Task requirements
Transcribe the lines exactly, beginning with the one that contains "What data populates" and ending with the final line of the records. Do not transcribe pictures.
* Start *
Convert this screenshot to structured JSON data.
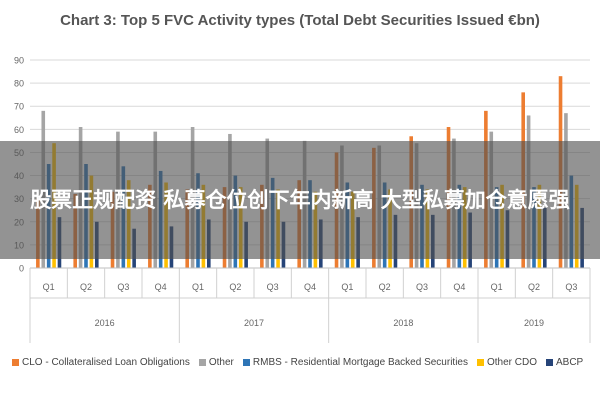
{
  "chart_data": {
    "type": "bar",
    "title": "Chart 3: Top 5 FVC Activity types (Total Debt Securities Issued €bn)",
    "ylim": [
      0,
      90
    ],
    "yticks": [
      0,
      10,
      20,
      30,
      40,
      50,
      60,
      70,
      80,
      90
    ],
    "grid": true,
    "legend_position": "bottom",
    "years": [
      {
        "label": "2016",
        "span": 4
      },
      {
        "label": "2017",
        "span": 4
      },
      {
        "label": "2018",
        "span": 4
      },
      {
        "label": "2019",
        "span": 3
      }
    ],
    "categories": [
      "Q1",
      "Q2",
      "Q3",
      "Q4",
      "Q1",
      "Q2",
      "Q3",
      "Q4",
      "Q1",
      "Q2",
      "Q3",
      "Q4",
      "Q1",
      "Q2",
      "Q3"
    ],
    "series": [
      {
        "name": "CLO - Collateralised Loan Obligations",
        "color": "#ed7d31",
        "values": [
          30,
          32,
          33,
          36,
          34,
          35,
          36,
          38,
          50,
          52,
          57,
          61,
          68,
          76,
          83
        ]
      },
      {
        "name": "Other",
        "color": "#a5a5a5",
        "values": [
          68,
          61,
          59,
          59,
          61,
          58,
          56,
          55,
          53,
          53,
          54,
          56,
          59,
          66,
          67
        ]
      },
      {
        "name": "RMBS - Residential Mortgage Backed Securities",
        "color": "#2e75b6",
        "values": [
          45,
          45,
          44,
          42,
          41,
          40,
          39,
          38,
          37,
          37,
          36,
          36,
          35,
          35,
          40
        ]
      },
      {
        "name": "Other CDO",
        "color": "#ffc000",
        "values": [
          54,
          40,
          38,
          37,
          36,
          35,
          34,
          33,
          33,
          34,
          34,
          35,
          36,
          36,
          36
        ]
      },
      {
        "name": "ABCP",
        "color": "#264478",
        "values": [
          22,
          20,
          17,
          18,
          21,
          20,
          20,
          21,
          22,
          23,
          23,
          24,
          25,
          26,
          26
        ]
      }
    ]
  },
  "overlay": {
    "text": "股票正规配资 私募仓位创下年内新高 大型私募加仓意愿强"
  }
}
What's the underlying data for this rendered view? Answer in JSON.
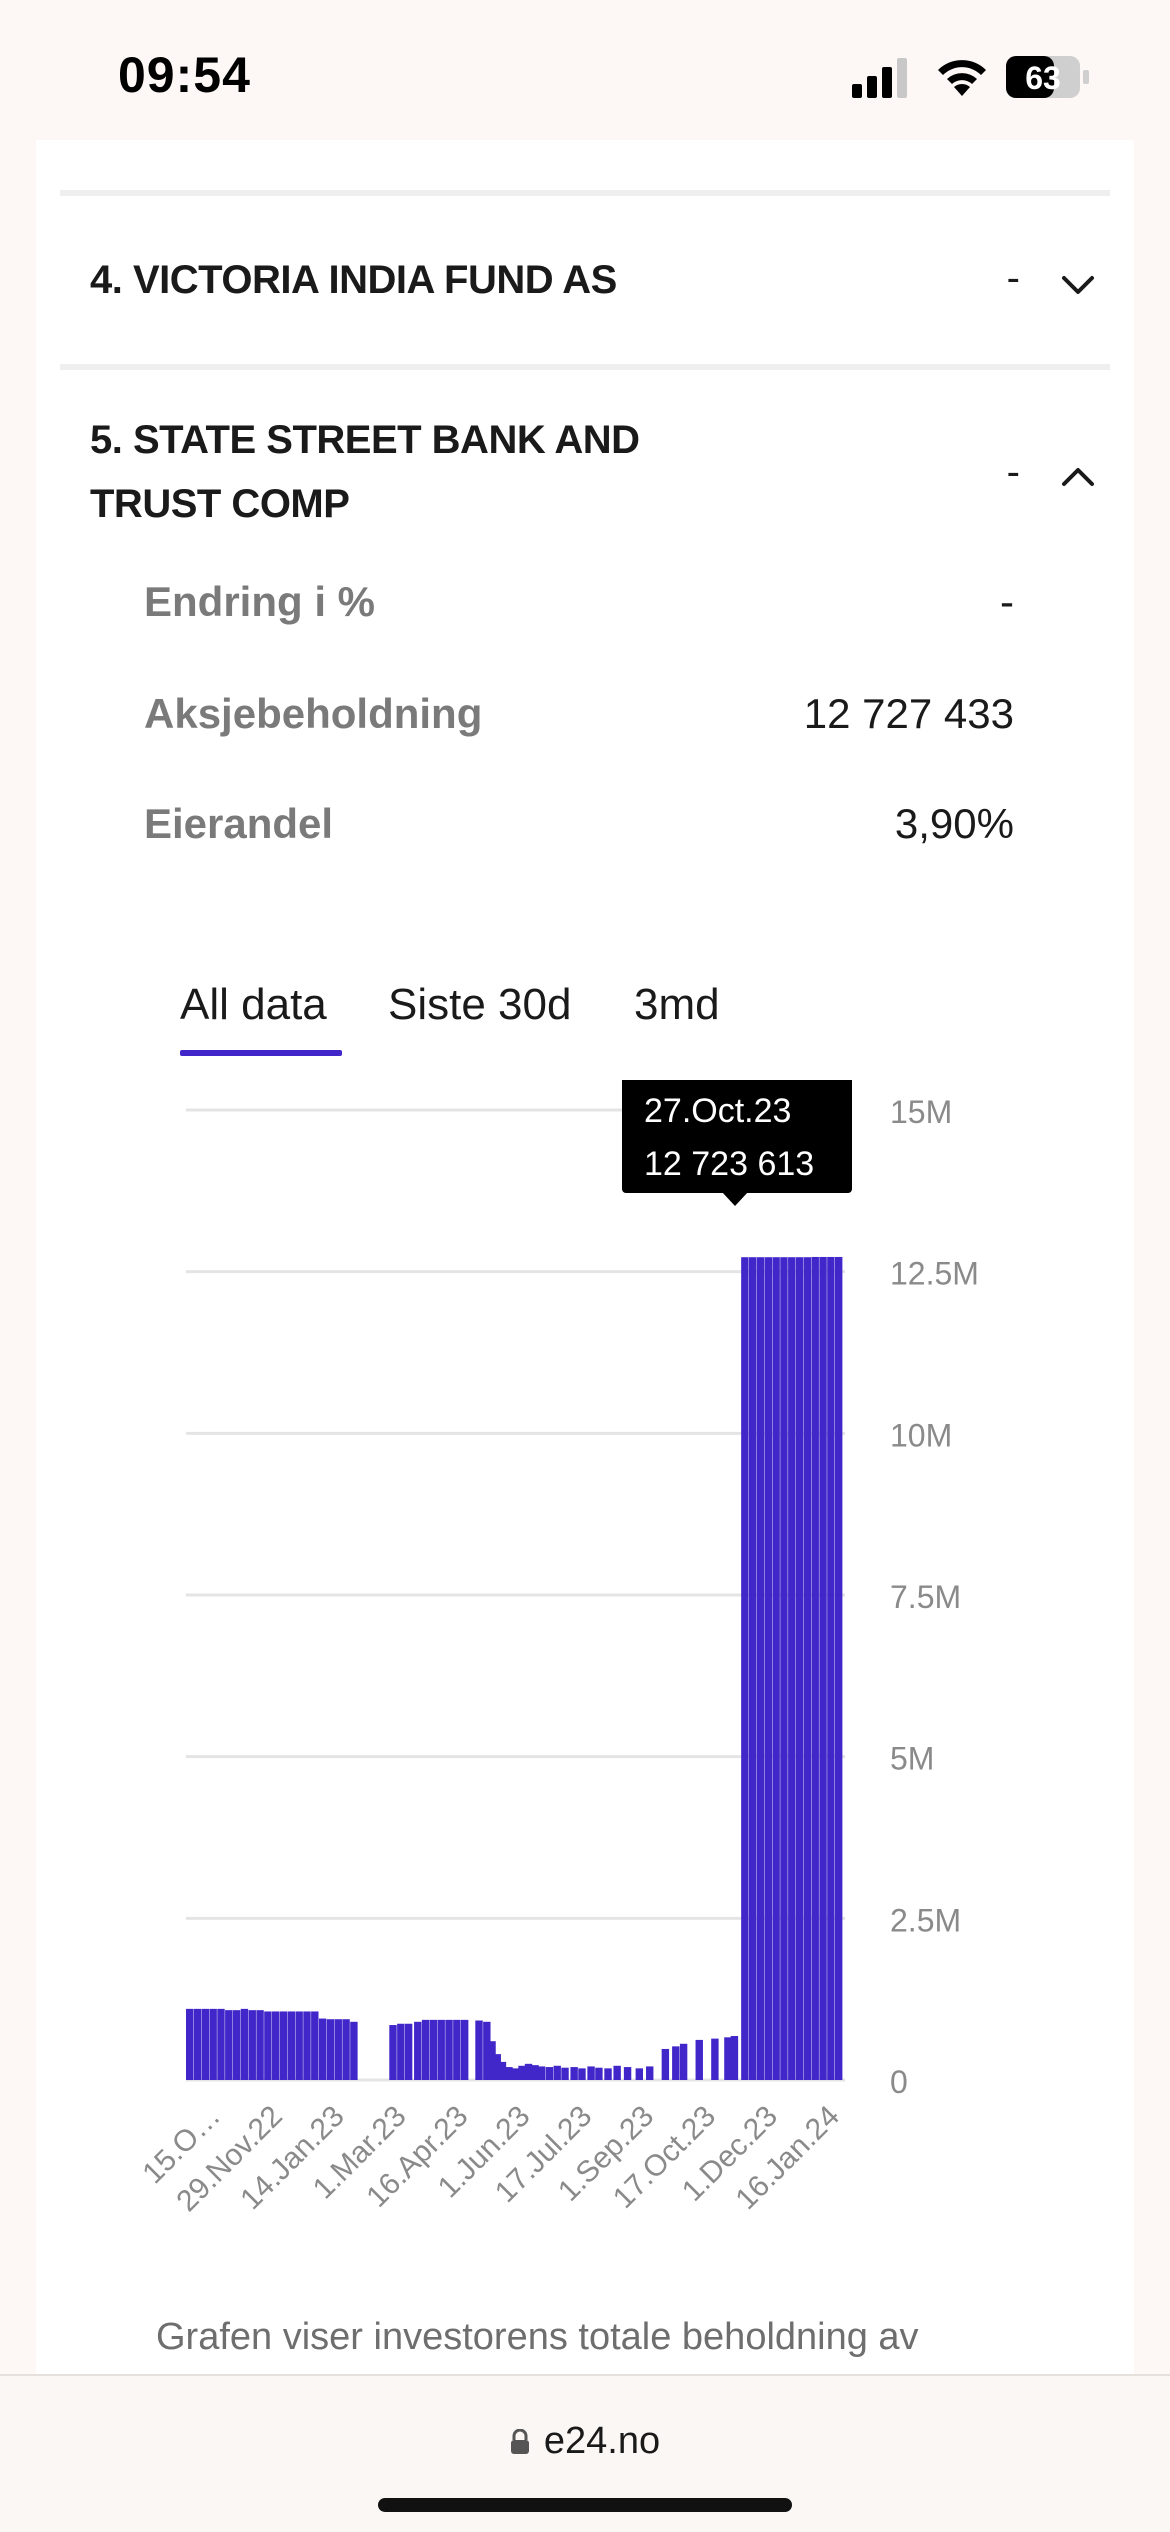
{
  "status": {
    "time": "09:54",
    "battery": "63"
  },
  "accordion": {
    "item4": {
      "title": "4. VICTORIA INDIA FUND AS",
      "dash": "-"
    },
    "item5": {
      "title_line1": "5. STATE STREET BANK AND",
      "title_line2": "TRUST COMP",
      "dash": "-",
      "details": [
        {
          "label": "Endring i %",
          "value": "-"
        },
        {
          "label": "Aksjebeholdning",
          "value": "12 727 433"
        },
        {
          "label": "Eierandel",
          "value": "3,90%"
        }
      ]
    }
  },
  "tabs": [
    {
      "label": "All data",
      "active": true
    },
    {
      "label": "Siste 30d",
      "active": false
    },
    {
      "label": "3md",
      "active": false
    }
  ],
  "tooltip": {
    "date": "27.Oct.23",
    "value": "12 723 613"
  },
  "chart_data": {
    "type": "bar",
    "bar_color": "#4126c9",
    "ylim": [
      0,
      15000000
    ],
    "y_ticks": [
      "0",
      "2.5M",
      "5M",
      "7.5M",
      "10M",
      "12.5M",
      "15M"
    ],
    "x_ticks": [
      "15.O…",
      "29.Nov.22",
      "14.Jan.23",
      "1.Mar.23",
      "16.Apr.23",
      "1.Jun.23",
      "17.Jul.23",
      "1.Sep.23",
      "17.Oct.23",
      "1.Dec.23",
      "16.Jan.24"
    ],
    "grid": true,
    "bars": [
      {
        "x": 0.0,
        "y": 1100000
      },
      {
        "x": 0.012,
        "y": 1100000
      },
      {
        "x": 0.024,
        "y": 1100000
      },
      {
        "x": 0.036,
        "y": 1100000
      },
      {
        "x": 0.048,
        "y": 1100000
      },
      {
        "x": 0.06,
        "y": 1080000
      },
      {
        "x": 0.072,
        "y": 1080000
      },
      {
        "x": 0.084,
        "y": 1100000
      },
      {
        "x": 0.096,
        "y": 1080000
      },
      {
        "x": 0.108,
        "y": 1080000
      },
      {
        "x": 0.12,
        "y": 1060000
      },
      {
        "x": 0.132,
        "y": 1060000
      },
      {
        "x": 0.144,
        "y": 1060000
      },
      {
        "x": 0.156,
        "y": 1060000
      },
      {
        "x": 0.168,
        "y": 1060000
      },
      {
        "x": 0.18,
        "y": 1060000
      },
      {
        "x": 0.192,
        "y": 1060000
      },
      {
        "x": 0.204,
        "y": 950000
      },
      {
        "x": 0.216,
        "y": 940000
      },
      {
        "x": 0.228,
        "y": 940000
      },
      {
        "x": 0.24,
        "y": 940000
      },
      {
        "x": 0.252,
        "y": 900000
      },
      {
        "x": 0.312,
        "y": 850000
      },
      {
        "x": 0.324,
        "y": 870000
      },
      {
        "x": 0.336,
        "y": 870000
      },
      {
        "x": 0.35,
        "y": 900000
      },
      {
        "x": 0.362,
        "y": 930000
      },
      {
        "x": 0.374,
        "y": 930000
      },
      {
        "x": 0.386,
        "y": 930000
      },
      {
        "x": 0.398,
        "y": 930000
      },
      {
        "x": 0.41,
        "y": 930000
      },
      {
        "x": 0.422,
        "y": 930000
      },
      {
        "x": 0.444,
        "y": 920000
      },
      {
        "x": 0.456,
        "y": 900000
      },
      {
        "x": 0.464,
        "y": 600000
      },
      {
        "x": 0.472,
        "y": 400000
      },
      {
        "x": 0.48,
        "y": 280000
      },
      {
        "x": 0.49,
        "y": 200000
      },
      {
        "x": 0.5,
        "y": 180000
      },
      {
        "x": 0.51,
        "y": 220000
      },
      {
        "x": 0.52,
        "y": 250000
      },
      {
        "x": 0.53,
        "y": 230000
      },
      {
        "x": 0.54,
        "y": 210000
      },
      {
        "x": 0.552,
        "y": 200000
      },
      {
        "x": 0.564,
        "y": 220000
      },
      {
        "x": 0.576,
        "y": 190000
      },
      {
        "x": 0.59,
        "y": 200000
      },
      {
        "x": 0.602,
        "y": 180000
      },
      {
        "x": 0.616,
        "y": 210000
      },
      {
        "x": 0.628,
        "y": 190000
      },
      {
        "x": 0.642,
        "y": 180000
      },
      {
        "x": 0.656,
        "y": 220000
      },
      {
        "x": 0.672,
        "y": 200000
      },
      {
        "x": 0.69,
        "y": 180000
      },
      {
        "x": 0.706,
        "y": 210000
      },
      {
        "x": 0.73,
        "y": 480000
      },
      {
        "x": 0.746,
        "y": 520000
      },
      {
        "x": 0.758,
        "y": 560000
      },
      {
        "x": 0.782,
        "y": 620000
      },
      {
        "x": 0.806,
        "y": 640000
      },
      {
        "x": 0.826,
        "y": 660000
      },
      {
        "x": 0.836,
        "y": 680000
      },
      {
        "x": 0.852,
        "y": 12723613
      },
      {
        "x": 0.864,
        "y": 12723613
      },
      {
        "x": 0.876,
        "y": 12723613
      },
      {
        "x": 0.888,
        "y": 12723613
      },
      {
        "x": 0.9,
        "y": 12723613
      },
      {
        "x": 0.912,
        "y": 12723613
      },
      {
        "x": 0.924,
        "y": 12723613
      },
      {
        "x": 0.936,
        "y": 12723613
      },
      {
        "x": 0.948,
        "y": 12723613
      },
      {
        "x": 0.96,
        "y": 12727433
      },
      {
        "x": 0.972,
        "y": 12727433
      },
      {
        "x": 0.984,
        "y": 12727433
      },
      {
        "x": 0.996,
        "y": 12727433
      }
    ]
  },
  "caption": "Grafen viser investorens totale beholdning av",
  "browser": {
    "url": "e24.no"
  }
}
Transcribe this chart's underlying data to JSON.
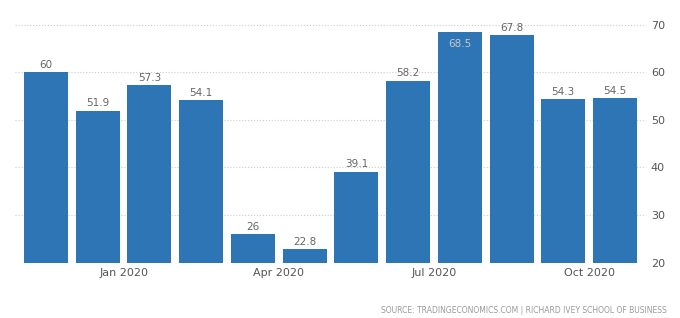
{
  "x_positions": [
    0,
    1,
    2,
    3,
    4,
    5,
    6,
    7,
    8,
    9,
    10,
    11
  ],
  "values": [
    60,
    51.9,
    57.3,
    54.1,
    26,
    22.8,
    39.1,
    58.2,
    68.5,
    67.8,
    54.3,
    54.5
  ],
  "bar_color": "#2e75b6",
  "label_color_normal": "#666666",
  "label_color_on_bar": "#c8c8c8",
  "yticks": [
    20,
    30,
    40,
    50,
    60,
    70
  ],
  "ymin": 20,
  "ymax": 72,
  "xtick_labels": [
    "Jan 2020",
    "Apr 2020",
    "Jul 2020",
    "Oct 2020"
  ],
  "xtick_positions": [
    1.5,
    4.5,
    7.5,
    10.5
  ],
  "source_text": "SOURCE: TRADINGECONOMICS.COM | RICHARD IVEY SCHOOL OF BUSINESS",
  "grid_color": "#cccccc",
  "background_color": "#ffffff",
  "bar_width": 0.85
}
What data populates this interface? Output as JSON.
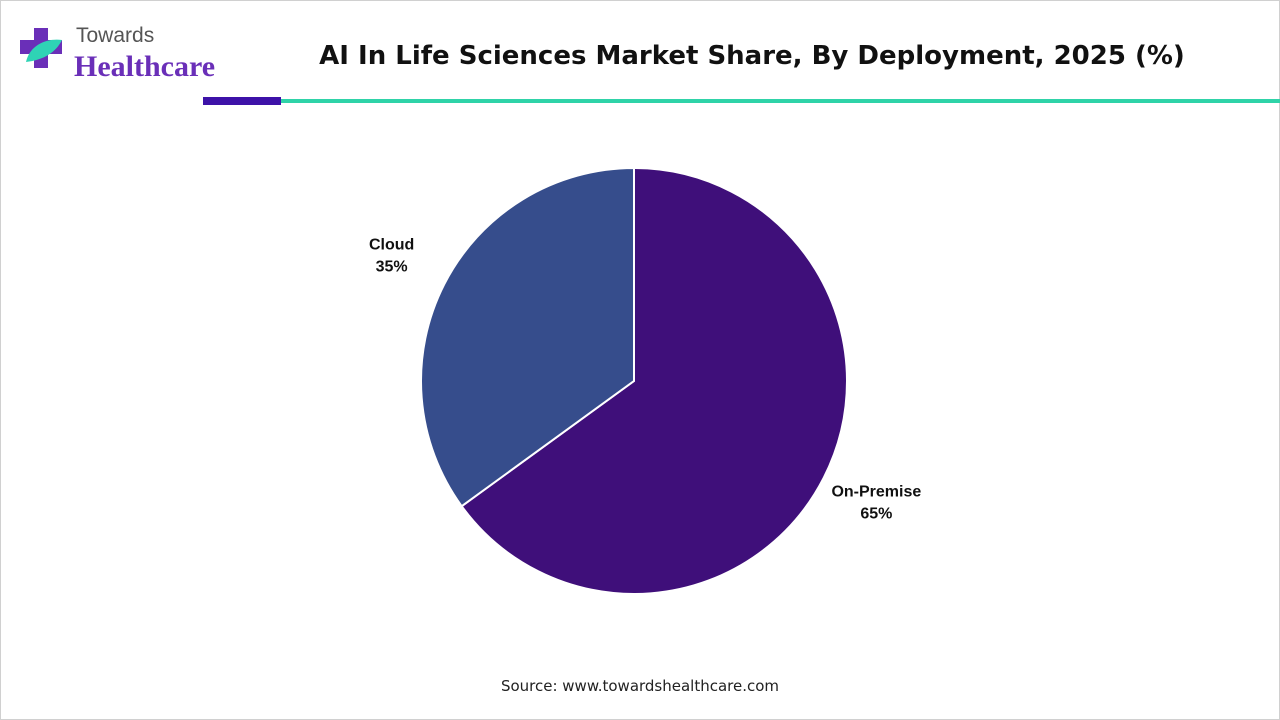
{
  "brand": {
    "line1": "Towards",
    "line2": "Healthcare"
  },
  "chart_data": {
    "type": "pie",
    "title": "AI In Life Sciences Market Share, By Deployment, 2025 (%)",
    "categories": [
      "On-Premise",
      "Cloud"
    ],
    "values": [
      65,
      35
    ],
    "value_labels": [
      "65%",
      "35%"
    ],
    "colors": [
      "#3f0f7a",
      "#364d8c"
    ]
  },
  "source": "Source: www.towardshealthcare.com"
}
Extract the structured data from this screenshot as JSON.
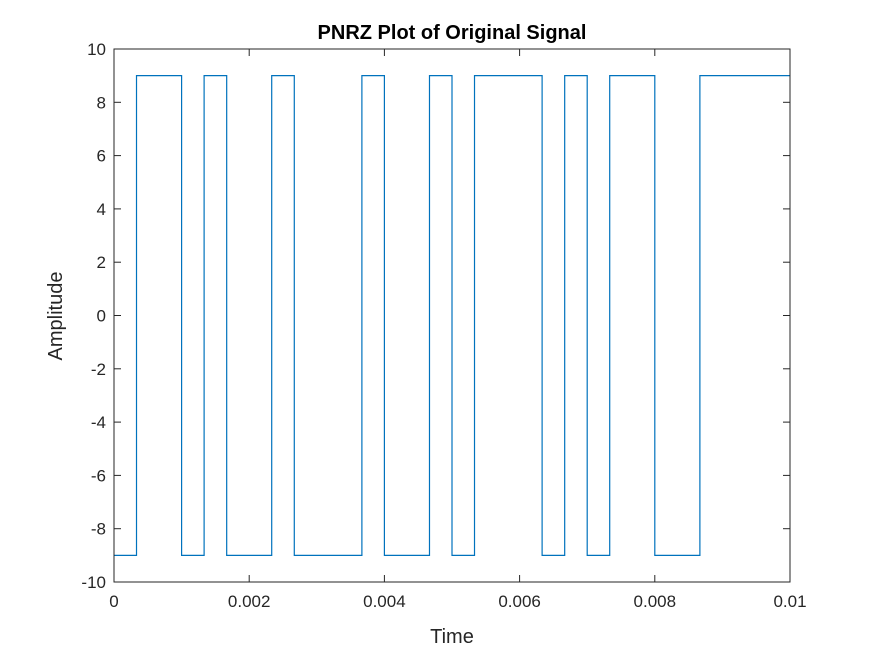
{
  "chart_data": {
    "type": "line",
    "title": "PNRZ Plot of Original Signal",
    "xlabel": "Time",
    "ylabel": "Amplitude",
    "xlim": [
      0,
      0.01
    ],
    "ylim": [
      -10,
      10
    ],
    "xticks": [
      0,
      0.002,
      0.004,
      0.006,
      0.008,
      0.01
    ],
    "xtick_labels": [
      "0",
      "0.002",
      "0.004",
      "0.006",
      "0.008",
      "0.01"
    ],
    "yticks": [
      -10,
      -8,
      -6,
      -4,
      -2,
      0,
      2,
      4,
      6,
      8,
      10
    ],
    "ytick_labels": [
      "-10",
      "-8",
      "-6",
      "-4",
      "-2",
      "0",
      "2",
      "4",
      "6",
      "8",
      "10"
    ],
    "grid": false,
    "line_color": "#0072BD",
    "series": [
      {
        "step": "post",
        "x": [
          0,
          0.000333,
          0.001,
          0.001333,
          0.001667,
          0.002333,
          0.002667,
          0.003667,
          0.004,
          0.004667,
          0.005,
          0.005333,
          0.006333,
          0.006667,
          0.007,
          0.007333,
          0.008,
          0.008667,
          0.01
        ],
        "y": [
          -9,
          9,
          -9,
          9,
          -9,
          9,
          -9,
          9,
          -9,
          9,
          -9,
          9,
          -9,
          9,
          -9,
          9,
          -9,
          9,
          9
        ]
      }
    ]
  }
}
* End *
Final result
What data populates this interface? Output as JSON.
{
  "brand": {
    "line1": "Towards",
    "line2": "Healthcare"
  },
  "chart_data": {
    "type": "pie",
    "title": "AI In Life Sciences Market Share, By Deployment, 2025 (%)",
    "categories": [
      "On-Premise",
      "Cloud"
    ],
    "values": [
      65,
      35
    ],
    "value_labels": [
      "65%",
      "35%"
    ],
    "colors": [
      "#3f0f7a",
      "#364d8c"
    ]
  },
  "source": "Source: www.towardshealthcare.com"
}
Extract the structured data from this screenshot as JSON.
{
  "chart_data": {
    "type": "line",
    "title": "PNRZ Plot of Original Signal",
    "xlabel": "Time",
    "ylabel": "Amplitude",
    "xlim": [
      0,
      0.01
    ],
    "ylim": [
      -10,
      10
    ],
    "xticks": [
      0,
      0.002,
      0.004,
      0.006,
      0.008,
      0.01
    ],
    "xtick_labels": [
      "0",
      "0.002",
      "0.004",
      "0.006",
      "0.008",
      "0.01"
    ],
    "yticks": [
      -10,
      -8,
      -6,
      -4,
      -2,
      0,
      2,
      4,
      6,
      8,
      10
    ],
    "ytick_labels": [
      "-10",
      "-8",
      "-6",
      "-4",
      "-2",
      "0",
      "2",
      "4",
      "6",
      "8",
      "10"
    ],
    "grid": false,
    "line_color": "#0072BD",
    "series": [
      {
        "step": "post",
        "x": [
          0,
          0.000333,
          0.001,
          0.001333,
          0.001667,
          0.002333,
          0.002667,
          0.003667,
          0.004,
          0.004667,
          0.005,
          0.005333,
          0.006333,
          0.006667,
          0.007,
          0.007333,
          0.008,
          0.008667,
          0.01
        ],
        "y": [
          -9,
          9,
          -9,
          9,
          -9,
          9,
          -9,
          9,
          -9,
          9,
          -9,
          9,
          -9,
          9,
          -9,
          9,
          -9,
          9,
          9
        ]
      }
    ]
  }
}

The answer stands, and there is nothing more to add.